* GOAL OF THE EXERCISE *
Gather each line of the items below that contains the string "curve", and copy those lines in full.

>> Begin

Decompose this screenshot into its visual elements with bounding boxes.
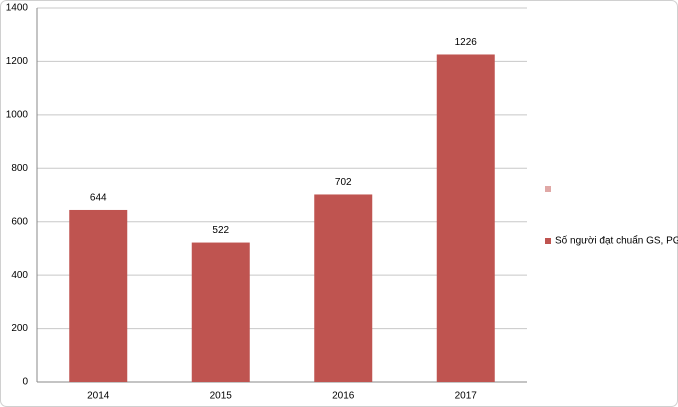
y-tick-label: 1000 <box>6 109 29 120</box>
bar <box>69 209 128 382</box>
x-tick-label: 2015 <box>210 391 233 402</box>
x-tick-label: 2017 <box>455 391 478 402</box>
legend-label: Số người đạt chuẩn GS, PGS <box>555 235 678 247</box>
value-label: 522 <box>212 225 229 236</box>
y-tick-label: 1400 <box>6 3 29 14</box>
y-tick-label: 600 <box>11 216 28 227</box>
bar <box>436 54 495 383</box>
value-label: 1226 <box>455 37 478 48</box>
y-tick-label: 400 <box>11 270 28 281</box>
y-tick-label: 1200 <box>6 56 29 67</box>
y-tick-label: 0 <box>22 377 28 388</box>
x-tick-label: 2014 <box>87 391 110 402</box>
y-tick-label: 200 <box>11 323 28 334</box>
y-tick-label: 800 <box>11 163 28 174</box>
value-label: 644 <box>90 193 107 204</box>
bar <box>314 194 373 382</box>
legend-swatch <box>545 238 551 244</box>
value-label: 702 <box>335 177 352 188</box>
x-tick-label: 2016 <box>332 391 355 402</box>
bar <box>191 242 250 382</box>
legend-swatch-blank <box>545 186 551 192</box>
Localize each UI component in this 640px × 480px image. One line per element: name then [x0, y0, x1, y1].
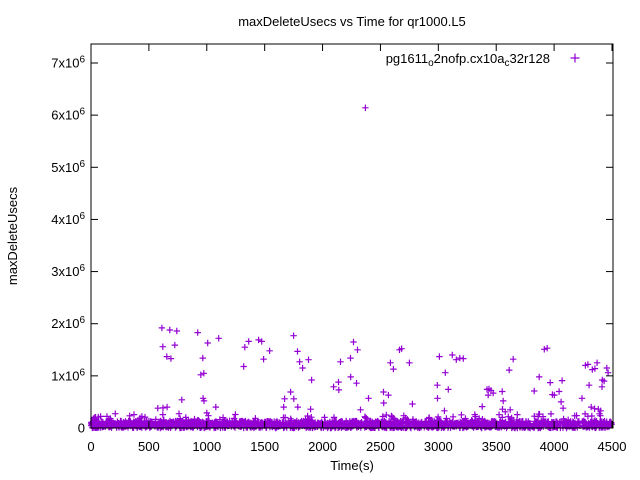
plot-border [90, 43, 614, 429]
x-tick-label: 4500 [598, 439, 627, 454]
x-tick-label: 3500 [482, 439, 511, 454]
y-tick-label: 7x106 [51, 55, 85, 71]
y-tick-label: 4x106 [51, 211, 85, 227]
x-tick-label: 0 [87, 439, 94, 454]
y-tick-label: 3x106 [51, 263, 85, 279]
x-tick-label: 500 [138, 439, 160, 454]
x-tick-label: 2000 [308, 439, 337, 454]
x-tick-label: 3000 [424, 439, 453, 454]
legend-marker-plus-icon [570, 53, 580, 63]
x-axis-label: Time(s) [330, 458, 374, 473]
legend-label-sub1: o [428, 58, 434, 69]
y-tick-label: 5x106 [51, 159, 85, 175]
legend-label-part3: 32r128 [510, 51, 550, 66]
y-tick-label: 2x106 [51, 315, 85, 331]
y-tick-label: 0 [78, 421, 85, 436]
x-tick-label: 2500 [366, 439, 395, 454]
x-tick-label: 1000 [192, 439, 221, 454]
data-points-outliers [154, 104, 612, 422]
y-tick-label: 1x106 [51, 367, 85, 383]
legend-label-part1: pg1611 [386, 51, 428, 66]
legend-label-part2: 2nofp.cx10a [434, 51, 506, 66]
chart-layer: 0 500 1000 1500 2000 2500 3000 3500 4000 4500 0 1x1… [51, 43, 627, 454]
x-tick-label: 4000 [540, 439, 569, 454]
y-axis-label: maxDeleteUsecs [5, 186, 20, 285]
legend-label-sub2: c [505, 58, 510, 69]
chart-title: maxDeleteUsecs vs Time for qr1000.L5 [238, 14, 466, 29]
x-tick-label: 1500 [250, 439, 279, 454]
y-tick-label: 6x106 [51, 107, 85, 123]
legend-label: pg1611o2nofp.cx10ac32r128 [386, 51, 550, 69]
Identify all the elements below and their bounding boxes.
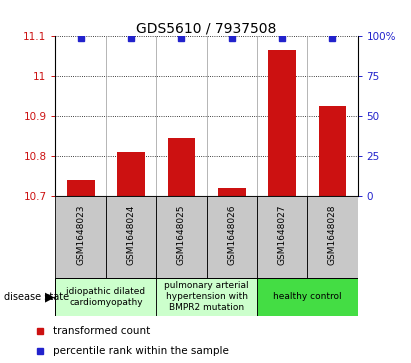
Bar bbox=[67, 180, 95, 196]
Bar bbox=[156, 196, 206, 278]
Bar bbox=[218, 188, 245, 196]
Text: healthy control: healthy control bbox=[273, 292, 342, 301]
Bar bbox=[168, 138, 195, 196]
Text: GSM1648028: GSM1648028 bbox=[328, 205, 337, 265]
Bar bbox=[106, 196, 156, 278]
Text: pulmonary arterial
hypertension with
BMPR2 mutation: pulmonary arterial hypertension with BMP… bbox=[164, 281, 249, 312]
Text: percentile rank within the sample: percentile rank within the sample bbox=[53, 346, 229, 356]
Bar bbox=[268, 50, 296, 196]
Bar bbox=[156, 278, 257, 316]
Text: ▶: ▶ bbox=[45, 290, 55, 303]
Bar bbox=[117, 152, 145, 196]
Text: GSM1648025: GSM1648025 bbox=[177, 205, 186, 265]
Text: idiopathic dilated
cardiomyopathy: idiopathic dilated cardiomyopathy bbox=[66, 287, 145, 307]
Bar bbox=[257, 278, 358, 316]
Bar bbox=[55, 196, 106, 278]
Text: GSM1648026: GSM1648026 bbox=[227, 205, 236, 265]
Text: GSM1648024: GSM1648024 bbox=[127, 205, 136, 265]
Bar bbox=[206, 196, 257, 278]
Text: GSM1648027: GSM1648027 bbox=[277, 205, 286, 265]
Text: disease state: disease state bbox=[4, 292, 69, 302]
Text: GSM1648023: GSM1648023 bbox=[76, 205, 85, 265]
Bar bbox=[319, 106, 346, 196]
Bar bbox=[55, 278, 156, 316]
Bar bbox=[307, 196, 358, 278]
Title: GDS5610 / 7937508: GDS5610 / 7937508 bbox=[136, 21, 277, 35]
Bar bbox=[257, 196, 307, 278]
Text: transformed count: transformed count bbox=[53, 326, 150, 336]
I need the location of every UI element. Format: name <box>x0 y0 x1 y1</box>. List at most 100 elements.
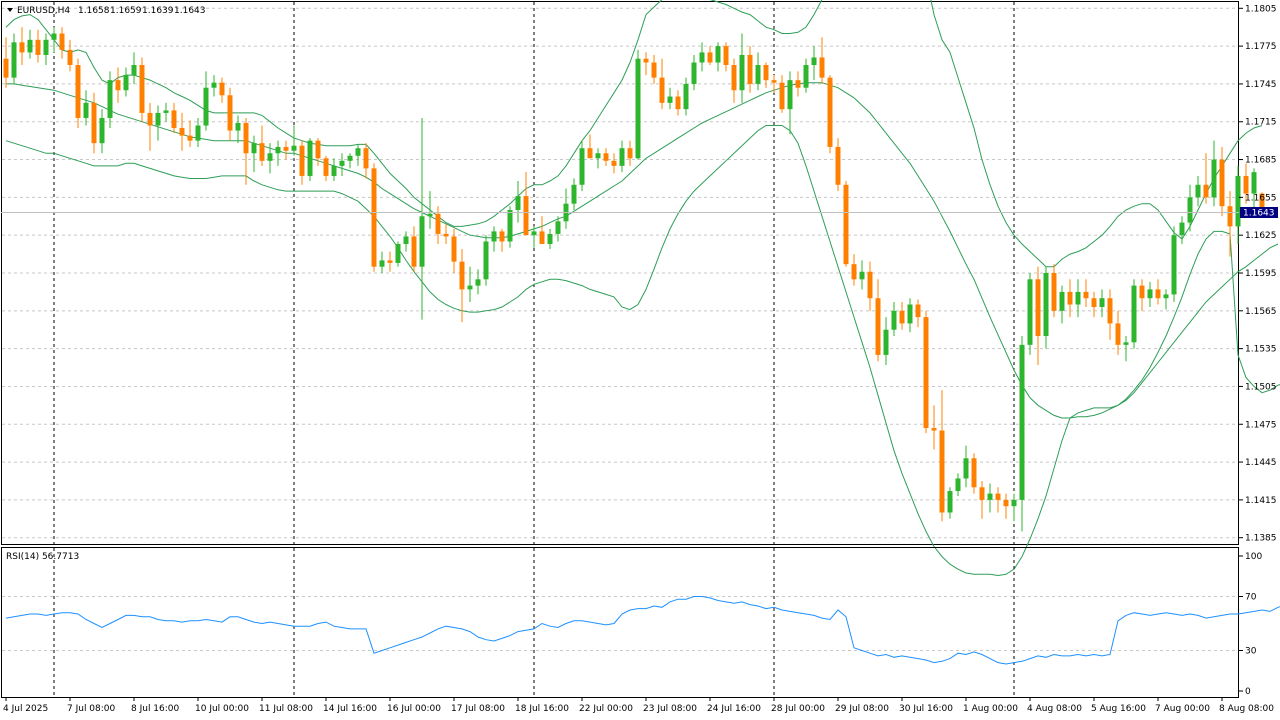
candle[interactable] <box>771 75 777 93</box>
candle[interactable] <box>891 301 897 337</box>
candle[interactable] <box>1003 493 1009 519</box>
candle[interactable] <box>1115 310 1121 355</box>
candle[interactable] <box>523 172 529 236</box>
candle[interactable] <box>1235 165 1241 245</box>
candle[interactable] <box>291 125 297 156</box>
candle[interactable] <box>19 27 25 66</box>
candle[interactable] <box>419 117 425 320</box>
candle[interactable] <box>251 135 257 173</box>
candle[interactable] <box>1075 279 1081 318</box>
candle[interactable] <box>379 251 385 273</box>
candle[interactable] <box>1227 191 1233 257</box>
candle[interactable] <box>1083 279 1089 308</box>
candle[interactable] <box>531 226 537 248</box>
candle[interactable] <box>139 57 145 122</box>
candle[interactable] <box>651 54 657 84</box>
candle[interactable] <box>675 90 681 116</box>
candle[interactable] <box>51 27 57 53</box>
candle[interactable] <box>643 52 649 76</box>
candle[interactable] <box>1211 140 1217 207</box>
dropdown-triangle-icon[interactable] <box>7 8 13 12</box>
candle[interactable] <box>611 153 617 174</box>
candle[interactable] <box>603 148 609 166</box>
candle[interactable] <box>395 241 401 267</box>
candle[interactable] <box>387 251 393 272</box>
candle[interactable] <box>1219 146 1225 217</box>
candle[interactable] <box>1123 336 1129 362</box>
candle[interactable] <box>779 75 785 113</box>
candle[interactable] <box>35 29 41 63</box>
candle[interactable] <box>1163 289 1169 310</box>
candle[interactable] <box>195 117 201 147</box>
candle[interactable] <box>507 206 513 248</box>
candle[interactable] <box>1187 184 1193 232</box>
candle[interactable] <box>955 473 961 497</box>
candle[interactable] <box>667 87 673 110</box>
candle[interactable] <box>731 58 737 103</box>
candle[interactable] <box>659 58 665 110</box>
candle[interactable] <box>683 77 689 116</box>
candle[interactable] <box>579 140 585 192</box>
candle[interactable] <box>451 228 457 273</box>
candle[interactable] <box>363 143 369 179</box>
candle[interactable] <box>67 39 73 72</box>
candle[interactable] <box>691 54 697 91</box>
candle[interactable] <box>1131 279 1137 349</box>
candle[interactable] <box>1107 289 1113 340</box>
candle[interactable] <box>275 140 281 166</box>
candle[interactable] <box>923 310 929 434</box>
candle[interactable] <box>515 180 521 223</box>
candle[interactable] <box>83 90 89 126</box>
candle[interactable] <box>347 153 353 169</box>
candle[interactable] <box>1035 266 1041 366</box>
candle[interactable] <box>979 480 985 519</box>
candle[interactable] <box>707 46 713 66</box>
candle[interactable] <box>1179 216 1185 245</box>
candle[interactable] <box>307 138 313 181</box>
candle[interactable] <box>211 75 217 97</box>
candle[interactable] <box>259 125 265 166</box>
candle[interactable] <box>99 109 105 154</box>
candle[interactable] <box>115 67 121 103</box>
candle[interactable] <box>819 37 825 84</box>
candle[interactable] <box>283 140 289 160</box>
candle[interactable] <box>91 92 97 154</box>
candle[interactable] <box>627 140 633 166</box>
candle[interactable] <box>1099 289 1105 318</box>
candle[interactable] <box>939 390 945 522</box>
candle[interactable] <box>203 71 209 131</box>
candle[interactable] <box>971 453 977 494</box>
candle[interactable] <box>1043 266 1049 349</box>
candle[interactable] <box>467 266 473 302</box>
candle[interactable] <box>763 62 769 88</box>
candle[interactable] <box>75 58 81 129</box>
candle[interactable] <box>499 228 505 252</box>
candle[interactable] <box>483 235 489 286</box>
candle[interactable] <box>867 261 873 311</box>
candle[interactable] <box>755 52 761 91</box>
candle[interactable] <box>907 298 913 333</box>
candle[interactable] <box>883 317 889 366</box>
candle[interactable] <box>147 102 153 151</box>
candle[interactable] <box>547 228 553 250</box>
candle[interactable] <box>571 178 577 210</box>
candle[interactable] <box>331 158 337 181</box>
candle[interactable] <box>1139 279 1145 311</box>
candle[interactable] <box>555 216 561 242</box>
candle[interactable] <box>835 138 841 192</box>
candle[interactable] <box>1027 273 1033 355</box>
candle[interactable] <box>619 140 625 173</box>
candle[interactable] <box>179 112 185 151</box>
candle[interactable] <box>371 163 377 272</box>
candle[interactable] <box>795 71 801 97</box>
candle[interactable] <box>715 42 721 72</box>
candle[interactable] <box>227 87 233 141</box>
candle[interactable] <box>875 279 881 362</box>
candle[interactable] <box>459 249 465 323</box>
candle[interactable] <box>1171 226 1177 302</box>
candle[interactable] <box>1059 285 1065 324</box>
candle[interactable] <box>475 269 481 295</box>
price-pane[interactable]: 1.1805 1.1775 1.1745 1.1715 1.1685 1.1655 1.16… <box>1 0 1280 577</box>
candle[interactable] <box>947 487 953 519</box>
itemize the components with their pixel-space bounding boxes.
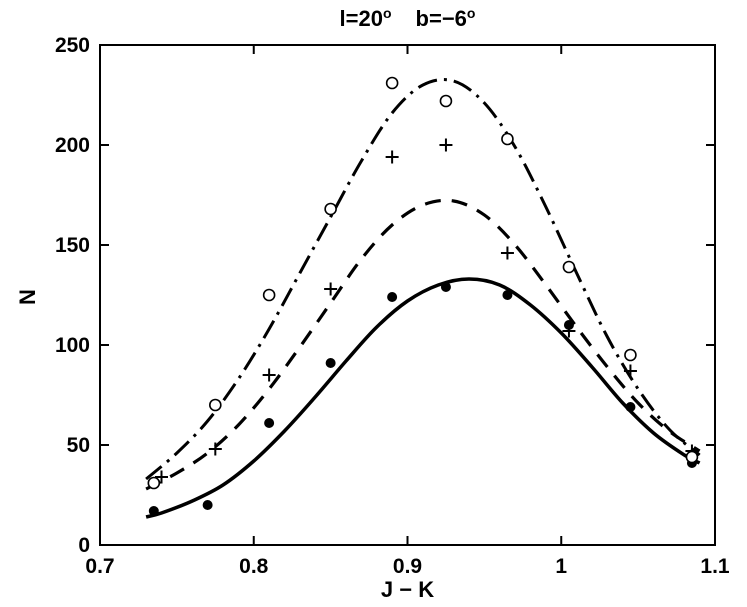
marker-filled-circle [387,292,398,302]
marker-filled-circle [440,282,451,292]
marker-filled-circle [148,506,159,516]
fit-curve-solid [145,277,701,519]
y-tick-label: 150 [55,234,90,257]
marker-open-circle [385,76,399,90]
fit-curve-dashed [145,198,701,491]
x-tick-label: 1 [555,555,567,578]
y-tick-label: 250 [55,34,90,57]
x-axis-label: J − K [380,577,435,602]
y-tick-label: 200 [55,134,90,157]
chart-title: l=20o b=−6o [100,5,715,32]
marker-filled-circle [625,402,636,412]
marker-filled-circle [202,500,213,510]
marker-filled-circle [264,418,275,428]
marker-open-circle [685,450,699,464]
title-part2: b=−6 [415,6,467,31]
x-tick-label: 0.7 [85,555,114,578]
axes-frame [99,44,716,546]
marker-open-circle [501,132,514,146]
x-tick-label: 0.8 [239,555,269,578]
y-tick-label: 50 [67,434,90,457]
marker-open-circle [147,476,161,490]
marker-open-circle [624,348,637,362]
title-part1: l=20 [339,6,383,31]
marker-filled-circle [325,358,336,368]
title-superscript-1: o [382,5,392,21]
marker-open-circle [324,202,337,216]
marker-open-circle [439,94,453,108]
marker-open-circle [262,288,276,302]
y-tick-label: 100 [55,334,90,357]
x-tick-label: 1.1 [700,555,730,578]
marker-open-circle [209,398,222,412]
marker-filled-circle [502,290,513,300]
title-superscript-2: o [466,5,476,21]
fit-curve-dashdot [145,78,701,481]
marker-open-circle [562,260,576,274]
x-tick-label: 0.9 [393,555,422,578]
y-tick-label: 0 [78,534,90,557]
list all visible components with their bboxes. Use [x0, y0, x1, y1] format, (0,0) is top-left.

>> End

* ANSWER TO THE PROBLEM *
fit-curve-solid [145,277,701,519]
fit-curve-dashed [145,198,701,491]
fit-curve-dashdot [145,78,701,481]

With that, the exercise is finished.